Pick out each line in these entries that contains the string "месте".

-- start of Material provided --

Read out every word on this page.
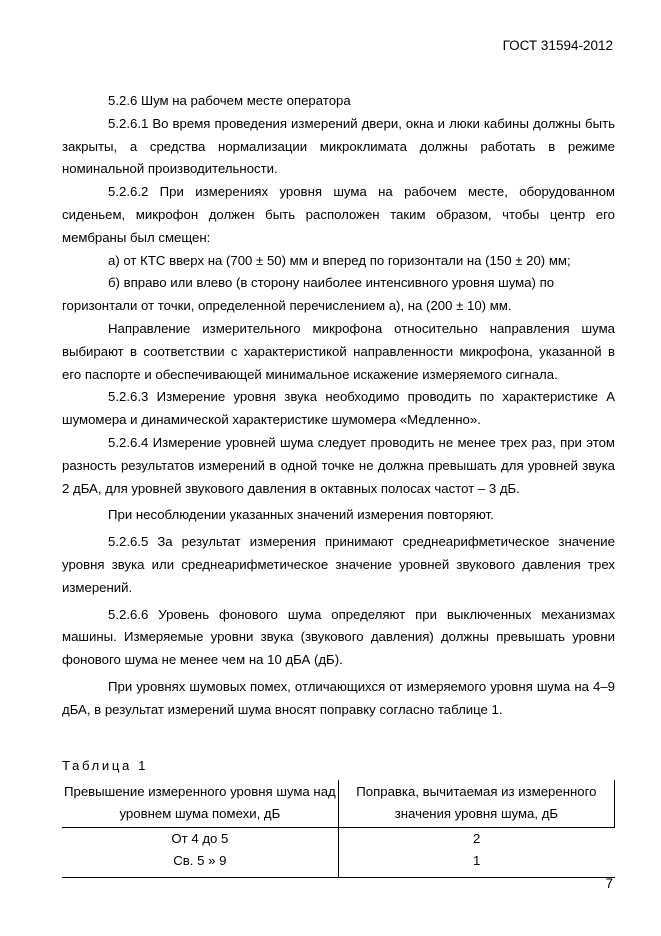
ГОСТ 31594-2012

5.2.6 Шум на рабочем месте оператора

5.2.6.1 Во время проведения измерений двери, окна и люки кабины должны быть закрыты, а средства нормализации микроклимата должны работать в режиме номинальной производительности.

5.2.6.2 При измерениях уровня шума на рабочем месте, оборудованном сиденьем, микрофон должен быть расположен таким образом, чтобы центр его мембраны был смещен:

а) от КТС вверх на (700 ± 50) мм и вперед по горизонтали на (150 ± 20) мм;

б) вправо или влево (в сторону наиболее интенсивного уровня шума) по

горизонтали от точки, определенной перечислением а), на (200 ± 10) мм.

Направление измерительного микрофона относительно направления шума выбирают в соответствии с характеристикой направленности микрофона, указанной в его паспорте и обеспечивающей минимальное искажение измеряемого сигнала.

5.2.6.3 Измерение уровня звука необходимо проводить по характеристике А шумомера и динамической характеристике шумомера «Медленно».

5.2.6.4 Измерение уровней шума следует проводить не менее трех раз, при этом разность результатов измерений в одной точке не должна превышать для уровней звука 2 дБА, для уровней звукового давления в октавных полосах частот – 3 дБ.

При несоблюдении указанных значений измерения повторяют.

5.2.6.5 За результат измерения принимают среднеарифметическое значение уровня звука или среднеарифметическое значение уровней звукового давления трех измерений.

5.2.6.6 Уровень фонового шума определяют при выключенных механизмах машины. Измеряемые уровни звука (звукового давления) должны превышать уровни фонового шума не менее чем на 10 дБА (дБ).

При уровнях шумовых помех, отличающихся от измеряемого уровня шума на 4–9 дБА, в результат измерений шума вносят поправку согласно таблице 1.

Таблица 1
Превышение измеренного уровня шума над уровнем шума помехи, дБ	Поправка, вычитаемая из измеренного значения уровня шума, дБ
От 4 до 5	2
Св. 5 » 9	1
7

-- end of Material provided --

- Solution to this problem -
5.2.6 Шум на рабочем месте оператора
5.2.6.2 При измерениях уровня шума на рабочем месте, оборудованном сиденьем, микрофон должен быть расположен таким образом, чтобы центр его мембраны был смещен:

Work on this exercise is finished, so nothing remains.